** Start of Source data **
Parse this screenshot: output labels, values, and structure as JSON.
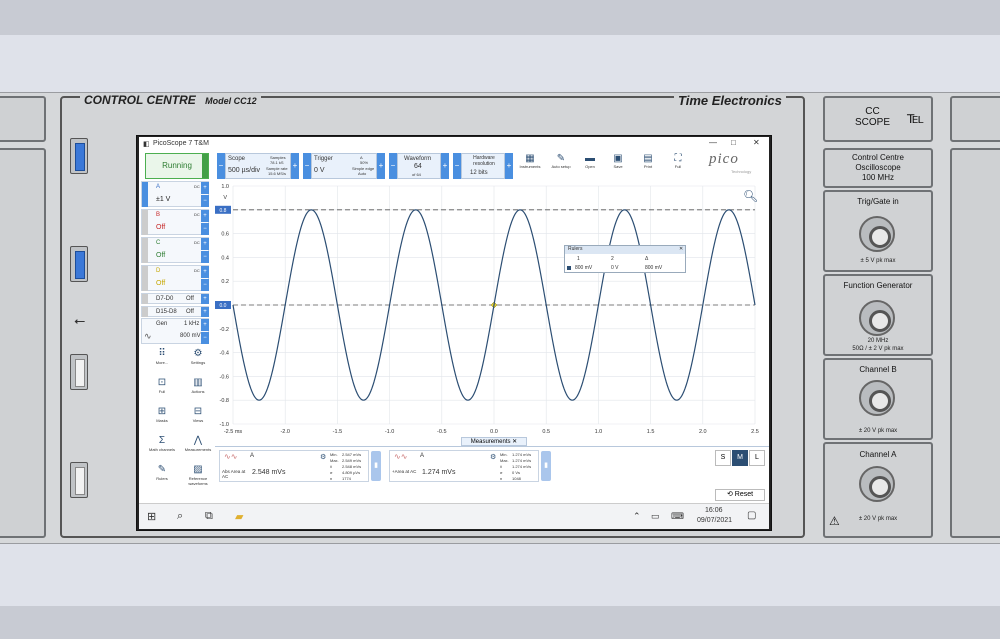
{
  "instrument": {
    "brand_left": "CONTROL CENTRE",
    "model": "Model CC12",
    "brand_right": "Time Electronics"
  },
  "window": {
    "title": "PicoScope 7 T&M",
    "min": "—",
    "max": "□",
    "close": "✕",
    "run_status": "Running",
    "logo": "pico",
    "logo_sub": "Technology"
  },
  "toolbar": {
    "scope_label": "Scope",
    "scope_value": "500 µs/div",
    "samples_label": "Samples",
    "samples_value": "78.1 kS",
    "sample_rate_label": "Sample rate",
    "sample_rate_value": "15.6 MS/s",
    "trigger_label": "Trigger",
    "trigger_channel": "A",
    "trigger_percent": "50%",
    "trigger_type": "Simple edge",
    "trigger_mode": "Auto",
    "trigger_level": "0 V",
    "waveform_label": "Waveform",
    "waveform_value": "64",
    "waveform_of": "of 64",
    "hw_label": "Hardware resolution",
    "hw_value": "12 bits",
    "tools": [
      {
        "icon": "instruments-icon",
        "label": "Instruments"
      },
      {
        "icon": "auto-setup-icon",
        "label": "Auto setup"
      },
      {
        "icon": "open-icon",
        "label": "Open"
      },
      {
        "icon": "save-icon",
        "label": "Save"
      },
      {
        "icon": "print-icon",
        "label": "Print"
      },
      {
        "icon": "full-icon",
        "label": "Full"
      }
    ]
  },
  "channels": [
    {
      "name": "A",
      "coupling": "DC",
      "value": "±1 V",
      "color": "#3a6fc4"
    },
    {
      "name": "B",
      "coupling": "DC",
      "value": "Off",
      "color": "#c62828"
    },
    {
      "name": "C",
      "coupling": "DC",
      "value": "Off",
      "color": "#2e7d32"
    },
    {
      "name": "D",
      "coupling": "DC",
      "value": "Off",
      "color": "#c6a700"
    },
    {
      "name": "D7-D0",
      "coupling": "",
      "value": "Off",
      "color": "#333333"
    },
    {
      "name": "D15-D8",
      "coupling": "",
      "value": "Off",
      "color": "#333333"
    }
  ],
  "generator": {
    "label": "Gen",
    "freq": "1 kHz",
    "amp": "800 mV"
  },
  "side_tools": [
    {
      "icon": "more-icon",
      "label": "More..."
    },
    {
      "icon": "settings-icon",
      "label": "Settings"
    },
    {
      "icon": "full-view-icon",
      "label": "Full"
    },
    {
      "icon": "actions-icon",
      "label": "Actions"
    },
    {
      "icon": "masks-icon",
      "label": "Masks"
    },
    {
      "icon": "views-icon",
      "label": "Views"
    },
    {
      "icon": "math-icon",
      "label": "Math channels"
    },
    {
      "icon": "measurements-icon",
      "label": "Measurements"
    },
    {
      "icon": "rulers-icon",
      "label": "Rulers"
    },
    {
      "icon": "reference-icon",
      "label": "Reference waveforms"
    }
  ],
  "plot": {
    "y_unit": "V",
    "y_ticks": [
      "1.0",
      "0.8",
      "0.6",
      "0.4",
      "0.2",
      "0.0",
      "-0.2",
      "-0.4",
      "-0.6",
      "-0.8",
      "-1.0"
    ],
    "x_ticks": [
      "-2.5 ms",
      "-2.0",
      "-1.5",
      "-1.0",
      "-0.5",
      "0.0",
      "0.5",
      "1.0",
      "1.5",
      "2.0",
      "2.5"
    ],
    "ruler_top": "0.8",
    "ruler_bottom": "0.0",
    "trace_color": "#2c4e73",
    "ruler_color": "#3a6fc4"
  },
  "chart_data": {
    "type": "line",
    "x": [
      -2.5,
      -2.3,
      -2.1,
      -1.9,
      -1.7,
      -1.5,
      -1.3,
      -1.1,
      -0.9,
      -0.7,
      -0.5,
      -0.3,
      -0.1,
      0.1,
      0.3,
      0.5,
      0.7,
      0.9,
      1.1,
      1.3,
      1.5,
      1.7,
      1.9,
      2.1,
      2.3,
      2.5
    ],
    "series": [
      {
        "name": "A",
        "amplitude": 0.8,
        "frequency_khz": 1,
        "phase": "rising zero at 0.0 ms"
      }
    ],
    "xlabel": "ms",
    "ylabel": "V",
    "xlim": [
      -2.5,
      2.5
    ],
    "ylim": [
      -1.0,
      1.0
    ],
    "grid": true
  },
  "rulers_box": {
    "title": "Rulers",
    "headers": [
      "1",
      "2",
      "Δ"
    ],
    "values": [
      "800 mV",
      "0 V",
      "800 mV"
    ]
  },
  "measurements": {
    "tab": "Measurements",
    "cards": [
      {
        "channel": "A",
        "name": "Abs Area at AC",
        "value": "2.548 mVs",
        "stats": [
          [
            "Min.",
            "2.547 mVs"
          ],
          [
            "Max.",
            "2.549 mVs"
          ],
          [
            "x̄",
            "2.548 mVs"
          ],
          [
            "σ",
            "4.809 µVs"
          ],
          [
            "n",
            "1774"
          ]
        ]
      },
      {
        "channel": "A",
        "name": "+Area at AC",
        "value": "1.274 mVs",
        "stats": [
          [
            "Min.",
            "1.274 mVs"
          ],
          [
            "Max.",
            "1.274 mVs"
          ],
          [
            "x̄",
            "1.274 mVs"
          ],
          [
            "σ",
            "0 Vs"
          ],
          [
            "n",
            "1048"
          ]
        ]
      }
    ],
    "sizes": [
      "S",
      "M",
      "L"
    ],
    "reset": "Reset"
  },
  "taskbar": {
    "time": "16:06",
    "date": "09/07/2021"
  },
  "right_panel": {
    "cc_scope": "CC\nSCOPE",
    "title1": "Control Centre",
    "title2": "Oscilloscope",
    "title3": "100 MHz",
    "trig_label": "Trig/Gate in",
    "trig_spec": "± 5 V pk max",
    "fg_label": "Function Generator",
    "fg_spec1": "20 MHz",
    "fg_spec2": "50Ω / ± 2 V pk max",
    "chb_label": "Channel B",
    "chb_spec": "± 20 V pk max",
    "cha_label": "Channel A",
    "cha_spec": "± 20 V pk max"
  }
}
** End of Source data **
→ **Aim of the task**:
Pick out every line above that contains the word "values" and copy it.

→ **Finished exercise**:
Parse this screenshot: output labels, values, and structure as JSON.
    "values": [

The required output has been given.